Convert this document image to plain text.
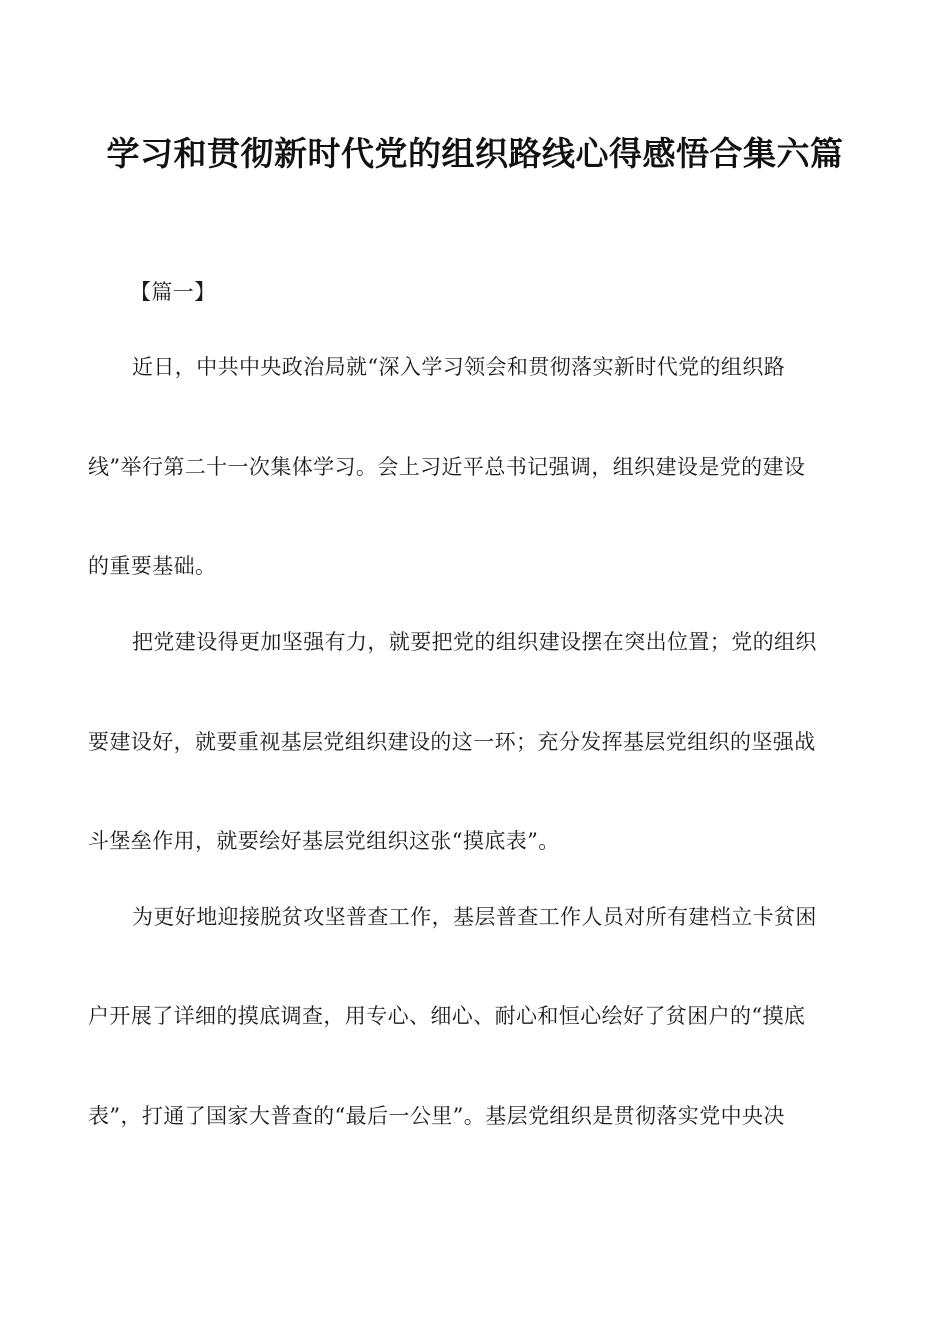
学习和贯彻新时代党的组织路线心得感悟合集六篇
【篇一】
近日，中共中央政治局就“深入学习领会和贯彻落实新时代党的组织路
线”举行第二十一次集体学习。会上习近平总书记强调，组织建设是党的建设
的重要基础。
把党建设得更加坚强有力，就要把党的组织建设摆在突出位置；党的组织
要建设好，就要重视基层党组织建设的这一环；充分发挥基层党组织的坚强战
斗堡垒作用，就要绘好基层党组织这张“摸底表”。
为更好地迎接脱贫攻坚普查工作，基层普查工作人员对所有建档立卡贫困
户开展了详细的摸底调查，用专心、细心、耐心和恒心绘好了贫困户的“摸底
表”，打通了国家大普查的“最后一公里”。基层党组织是贯彻落实党中央决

* TASK STATEMENT: Your copy should repeat each entry above exactly but contain no pictures.

* THE OUTPUT:
Convert this document image to plain text.
学习和贯彻新时代党的组织路线心得感悟合集六篇
【篇一】
近日，中共中央政治局就“深入学习领会和贯彻落实新时代党的组织路
线”举行第二十一次集体学习。会上习近平总书记强调，组织建设是党的建设
的重要基础。
把党建设得更加坚强有力，就要把党的组织建设摆在突出位置；党的组织
要建设好，就要重视基层党组织建设的这一环；充分发挥基层党组织的坚强战
斗堡垒作用，就要绘好基层党组织这张“摸底表”。
为更好地迎接脱贫攻坚普查工作，基层普查工作人员对所有建档立卡贫困
户开展了详细的摸底调查，用专心、细心、耐心和恒心绘好了贫困户的“摸底
表”，打通了国家大普查的“最后一公里”。基层党组织是贯彻落实党中央决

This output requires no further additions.